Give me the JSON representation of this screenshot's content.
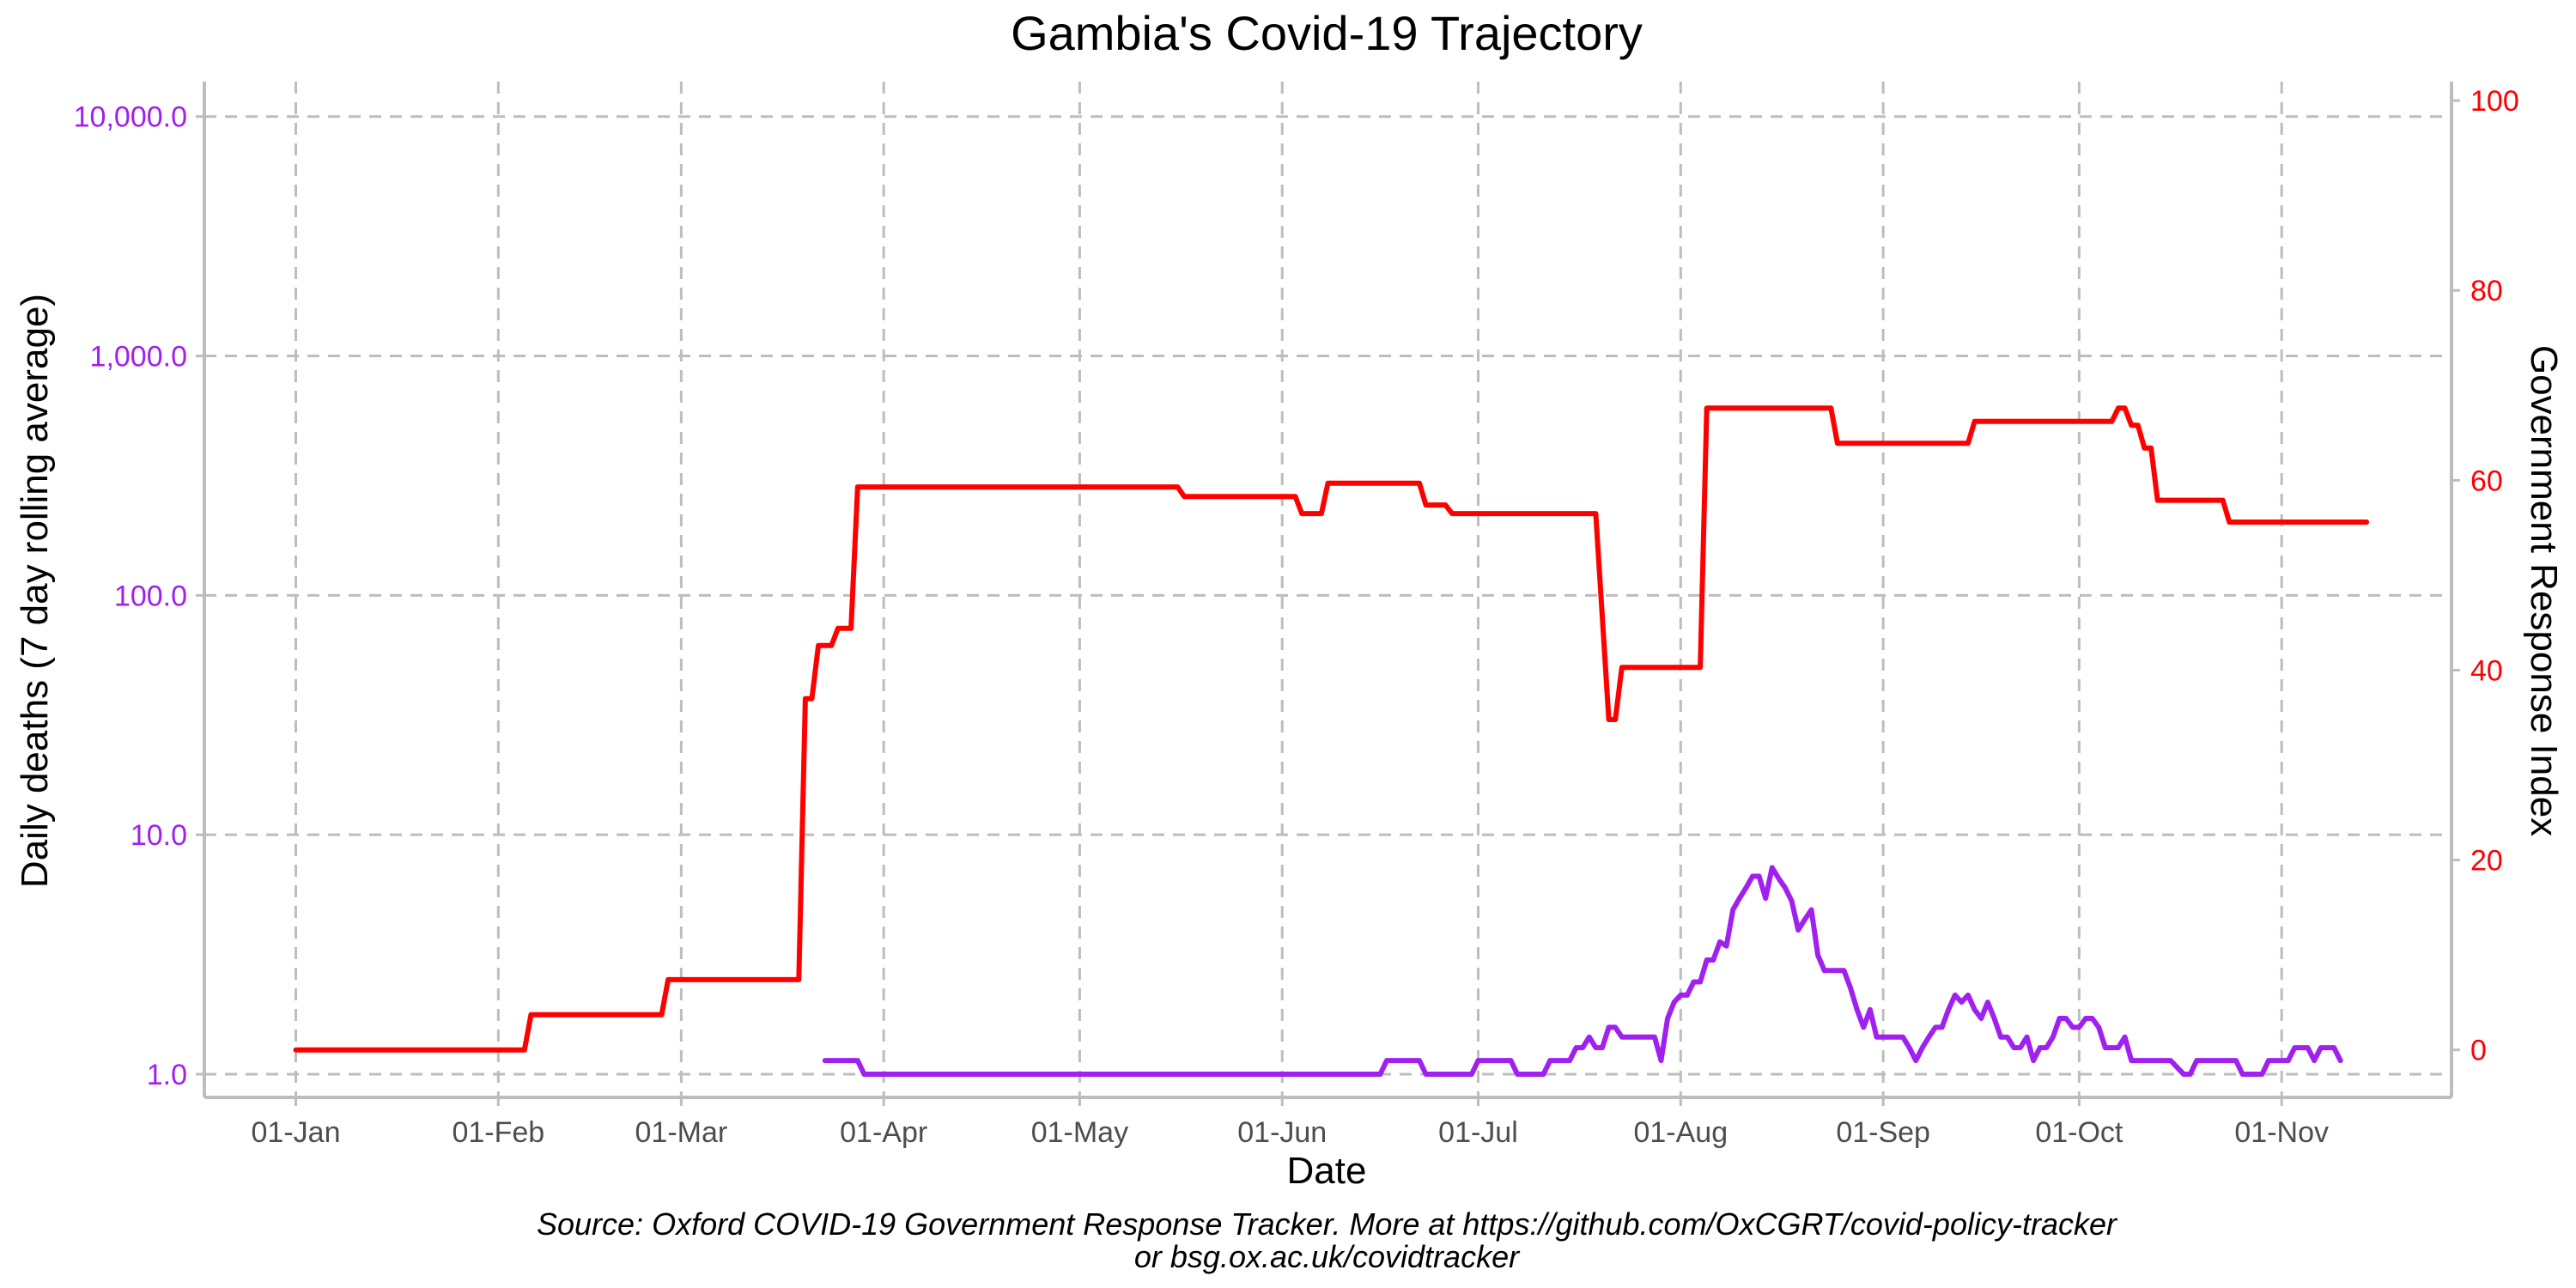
{
  "chart_data": {
    "type": "line",
    "title": "Gambia's Covid-19 Trajectory",
    "xlabel": "Date",
    "ylabel_left": "Daily deaths (7 day rolling average)",
    "ylabel_right": "Government Response Index",
    "caption_line1": "Source: Oxford COVID-19 Government Response Tracker. More at https://github.com/OxCGRT/covid-policy-tracker",
    "caption_line2": "or bsg.ox.ac.uk/covidtracker",
    "colors": {
      "deaths": "#a020f0",
      "index": "#ff0000",
      "grid": "#bdbdbd",
      "axis": "#bdbdbd"
    },
    "grid": true,
    "x_range": [
      "2020-12-18",
      "2021-11-27"
    ],
    "x_ticks": [
      {
        "date": "2021-01-01",
        "label": "01-Jan"
      },
      {
        "date": "2021-02-01",
        "label": "01-Feb"
      },
      {
        "date": "2021-03-01",
        "label": "01-Mar"
      },
      {
        "date": "2021-04-01",
        "label": "01-Apr"
      },
      {
        "date": "2021-05-01",
        "label": "01-May"
      },
      {
        "date": "2021-06-01",
        "label": "01-Jun"
      },
      {
        "date": "2021-07-01",
        "label": "01-Jul"
      },
      {
        "date": "2021-08-01",
        "label": "01-Aug"
      },
      {
        "date": "2021-09-01",
        "label": "01-Sep"
      },
      {
        "date": "2021-10-01",
        "label": "01-Oct"
      },
      {
        "date": "2021-11-01",
        "label": "01-Nov"
      }
    ],
    "y_left": {
      "scale": "log10",
      "range": [
        0.8,
        14000
      ],
      "ticks": [
        {
          "value": 1,
          "label": "1.0"
        },
        {
          "value": 10,
          "label": "10.0"
        },
        {
          "value": 100,
          "label": "100.0"
        },
        {
          "value": 1000,
          "label": "1,000.0"
        },
        {
          "value": 10000,
          "label": "10,000.0"
        }
      ]
    },
    "y_right": {
      "scale": "linear",
      "range": [
        -5,
        102
      ],
      "ticks": [
        {
          "value": 0,
          "label": "0"
        },
        {
          "value": 20,
          "label": "20"
        },
        {
          "value": 40,
          "label": "40"
        },
        {
          "value": 60,
          "label": "60"
        },
        {
          "value": 80,
          "label": "80"
        },
        {
          "value": 100,
          "label": "100"
        }
      ]
    },
    "series": [
      {
        "axis": "right",
        "points": [
          [
            "2021-01-01",
            0
          ],
          [
            "2021-02-05",
            0
          ],
          [
            "2021-02-06",
            3.7
          ],
          [
            "2021-02-26",
            3.7
          ],
          [
            "2021-02-27",
            7.4
          ],
          [
            "2021-03-19",
            7.4
          ],
          [
            "2021-03-20",
            37
          ],
          [
            "2021-03-21",
            37
          ],
          [
            "2021-03-22",
            42.6
          ],
          [
            "2021-03-24",
            42.6
          ],
          [
            "2021-03-25",
            44.4
          ],
          [
            "2021-03-27",
            44.4
          ],
          [
            "2021-03-28",
            59.3
          ],
          [
            "2021-05-16",
            59.3
          ],
          [
            "2021-05-17",
            58.3
          ],
          [
            "2021-06-03",
            58.3
          ],
          [
            "2021-06-04",
            56.5
          ],
          [
            "2021-06-07",
            56.5
          ],
          [
            "2021-06-08",
            59.7
          ],
          [
            "2021-06-22",
            59.7
          ],
          [
            "2021-06-23",
            57.4
          ],
          [
            "2021-06-26",
            57.4
          ],
          [
            "2021-06-27",
            56.5
          ],
          [
            "2021-07-19",
            56.5
          ],
          [
            "2021-07-21",
            34.8
          ],
          [
            "2021-07-22",
            34.8
          ],
          [
            "2021-07-23",
            40.3
          ],
          [
            "2021-08-04",
            40.3
          ],
          [
            "2021-08-05",
            67.6
          ],
          [
            "2021-08-24",
            67.6
          ],
          [
            "2021-08-25",
            63.9
          ],
          [
            "2021-09-14",
            63.9
          ],
          [
            "2021-09-15",
            66.2
          ],
          [
            "2021-10-06",
            66.2
          ],
          [
            "2021-10-07",
            67.6
          ],
          [
            "2021-10-08",
            67.6
          ],
          [
            "2021-10-09",
            65.8
          ],
          [
            "2021-10-10",
            65.8
          ],
          [
            "2021-10-11",
            63.4
          ],
          [
            "2021-10-12",
            63.4
          ],
          [
            "2021-10-13",
            57.9
          ],
          [
            "2021-10-23",
            57.9
          ],
          [
            "2021-10-24",
            55.6
          ],
          [
            "2021-11-14",
            55.6
          ]
        ]
      },
      {
        "axis": "left",
        "points": [
          [
            "2021-03-23",
            1.14
          ],
          [
            "2021-03-28",
            1.14
          ],
          [
            "2021-03-29",
            1.0
          ],
          [
            "2021-06-16",
            1.0
          ],
          [
            "2021-06-17",
            1.14
          ],
          [
            "2021-06-22",
            1.14
          ],
          [
            "2021-06-23",
            1.0
          ],
          [
            "2021-06-30",
            1.0
          ],
          [
            "2021-07-01",
            1.14
          ],
          [
            "2021-07-06",
            1.14
          ],
          [
            "2021-07-07",
            1.0
          ],
          [
            "2021-07-11",
            1.0
          ],
          [
            "2021-07-12",
            1.14
          ],
          [
            "2021-07-15",
            1.14
          ],
          [
            "2021-07-16",
            1.29
          ],
          [
            "2021-07-17",
            1.29
          ],
          [
            "2021-07-18",
            1.43
          ],
          [
            "2021-07-19",
            1.29
          ],
          [
            "2021-07-20",
            1.29
          ],
          [
            "2021-07-21",
            1.57
          ],
          [
            "2021-07-22",
            1.57
          ],
          [
            "2021-07-23",
            1.43
          ],
          [
            "2021-07-28",
            1.43
          ],
          [
            "2021-07-29",
            1.14
          ],
          [
            "2021-07-30",
            1.71
          ],
          [
            "2021-07-31",
            2.0
          ],
          [
            "2021-08-01",
            2.14
          ],
          [
            "2021-08-02",
            2.14
          ],
          [
            "2021-08-03",
            2.43
          ],
          [
            "2021-08-04",
            2.43
          ],
          [
            "2021-08-05",
            3.0
          ],
          [
            "2021-08-06",
            3.0
          ],
          [
            "2021-08-07",
            3.57
          ],
          [
            "2021-08-08",
            3.43
          ],
          [
            "2021-08-09",
            4.86
          ],
          [
            "2021-08-10",
            5.43
          ],
          [
            "2021-08-11",
            6.0
          ],
          [
            "2021-08-12",
            6.71
          ],
          [
            "2021-08-13",
            6.71
          ],
          [
            "2021-08-14",
            5.43
          ],
          [
            "2021-08-15",
            7.29
          ],
          [
            "2021-08-16",
            6.57
          ],
          [
            "2021-08-17",
            6.0
          ],
          [
            "2021-08-18",
            5.29
          ],
          [
            "2021-08-19",
            4.0
          ],
          [
            "2021-08-20",
            4.43
          ],
          [
            "2021-08-21",
            4.86
          ],
          [
            "2021-08-22",
            3.14
          ],
          [
            "2021-08-23",
            2.71
          ],
          [
            "2021-08-26",
            2.71
          ],
          [
            "2021-08-27",
            2.29
          ],
          [
            "2021-08-28",
            1.86
          ],
          [
            "2021-08-29",
            1.57
          ],
          [
            "2021-08-30",
            1.86
          ],
          [
            "2021-08-31",
            1.43
          ],
          [
            "2021-09-04",
            1.43
          ],
          [
            "2021-09-05",
            1.29
          ],
          [
            "2021-09-06",
            1.14
          ],
          [
            "2021-09-07",
            1.29
          ],
          [
            "2021-09-08",
            1.43
          ],
          [
            "2021-09-09",
            1.57
          ],
          [
            "2021-09-10",
            1.57
          ],
          [
            "2021-09-11",
            1.86
          ],
          [
            "2021-09-12",
            2.14
          ],
          [
            "2021-09-13",
            2.0
          ],
          [
            "2021-09-14",
            2.14
          ],
          [
            "2021-09-15",
            1.86
          ],
          [
            "2021-09-16",
            1.71
          ],
          [
            "2021-09-17",
            2.0
          ],
          [
            "2021-09-18",
            1.71
          ],
          [
            "2021-09-19",
            1.43
          ],
          [
            "2021-09-20",
            1.43
          ],
          [
            "2021-09-21",
            1.29
          ],
          [
            "2021-09-22",
            1.29
          ],
          [
            "2021-09-23",
            1.43
          ],
          [
            "2021-09-24",
            1.14
          ],
          [
            "2021-09-25",
            1.29
          ],
          [
            "2021-09-26",
            1.29
          ],
          [
            "2021-09-27",
            1.43
          ],
          [
            "2021-09-28",
            1.71
          ],
          [
            "2021-09-29",
            1.71
          ],
          [
            "2021-09-30",
            1.57
          ],
          [
            "2021-10-01",
            1.57
          ],
          [
            "2021-10-02",
            1.71
          ],
          [
            "2021-10-03",
            1.71
          ],
          [
            "2021-10-04",
            1.57
          ],
          [
            "2021-10-05",
            1.29
          ],
          [
            "2021-10-07",
            1.29
          ],
          [
            "2021-10-08",
            1.43
          ],
          [
            "2021-10-09",
            1.14
          ],
          [
            "2021-10-15",
            1.14
          ],
          [
            "2021-10-17",
            1.0
          ],
          [
            "2021-10-18",
            1.0
          ],
          [
            "2021-10-19",
            1.14
          ],
          [
            "2021-10-25",
            1.14
          ],
          [
            "2021-10-26",
            1.0
          ],
          [
            "2021-10-29",
            1.0
          ],
          [
            "2021-10-30",
            1.14
          ],
          [
            "2021-11-02",
            1.14
          ],
          [
            "2021-11-03",
            1.29
          ],
          [
            "2021-11-05",
            1.29
          ],
          [
            "2021-11-06",
            1.14
          ],
          [
            "2021-11-07",
            1.29
          ],
          [
            "2021-11-09",
            1.29
          ],
          [
            "2021-11-10",
            1.14
          ]
        ]
      }
    ]
  }
}
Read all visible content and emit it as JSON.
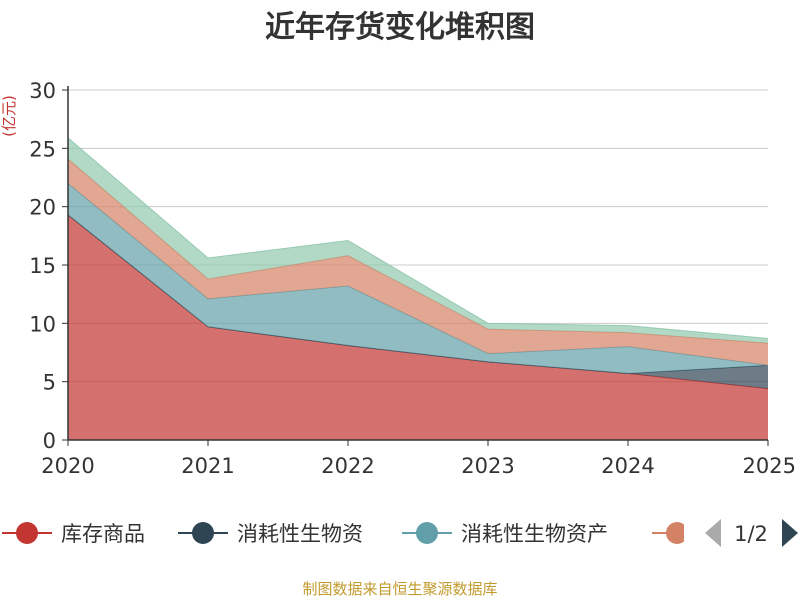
{
  "chart_data": {
    "type": "area",
    "title": "近年存货变化堆积图",
    "ylabel": "(亿元)",
    "xlabel": "",
    "ylim": [
      0,
      30
    ],
    "y_ticks": [
      "0",
      "5",
      "10",
      "15",
      "20",
      "25",
      "30"
    ],
    "categories": [
      "2020",
      "2021",
      "2022",
      "2023",
      "2024",
      "2025"
    ],
    "stacked": true,
    "grid": true,
    "series": [
      {
        "name": "库存商品",
        "color": "#c23531",
        "values": [
          19.3,
          9.7,
          8.1,
          6.7,
          5.7,
          4.4
        ]
      },
      {
        "name": "消耗性生物资",
        "color": "#2f4554",
        "values": [
          0.0,
          0.0,
          0.0,
          0.0,
          0.0,
          2.0
        ]
      },
      {
        "name": "消耗性生物资产",
        "color": "#61a0a8",
        "values": [
          2.7,
          2.4,
          5.1,
          0.7,
          2.3,
          0.0
        ]
      },
      {
        "name": "",
        "color": "#d48265",
        "values": [
          2.1,
          1.7,
          2.6,
          2.1,
          1.2,
          1.9
        ]
      },
      {
        "name": "",
        "color": "#91c7ae",
        "values": [
          1.8,
          1.8,
          1.3,
          0.5,
          0.6,
          0.4
        ]
      }
    ],
    "legend": {
      "visible_items": [
        "库存商品",
        "消耗性生物资",
        "消耗性生物资产"
      ],
      "position": "bottom",
      "page": "1/2"
    },
    "source": "制图数据来自恒生聚源数据库"
  }
}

□ □ □ □ □ □ □

**Aim:**
Give the count of lines that hold the word "name", with nothing added.

**Reply to the task:**
5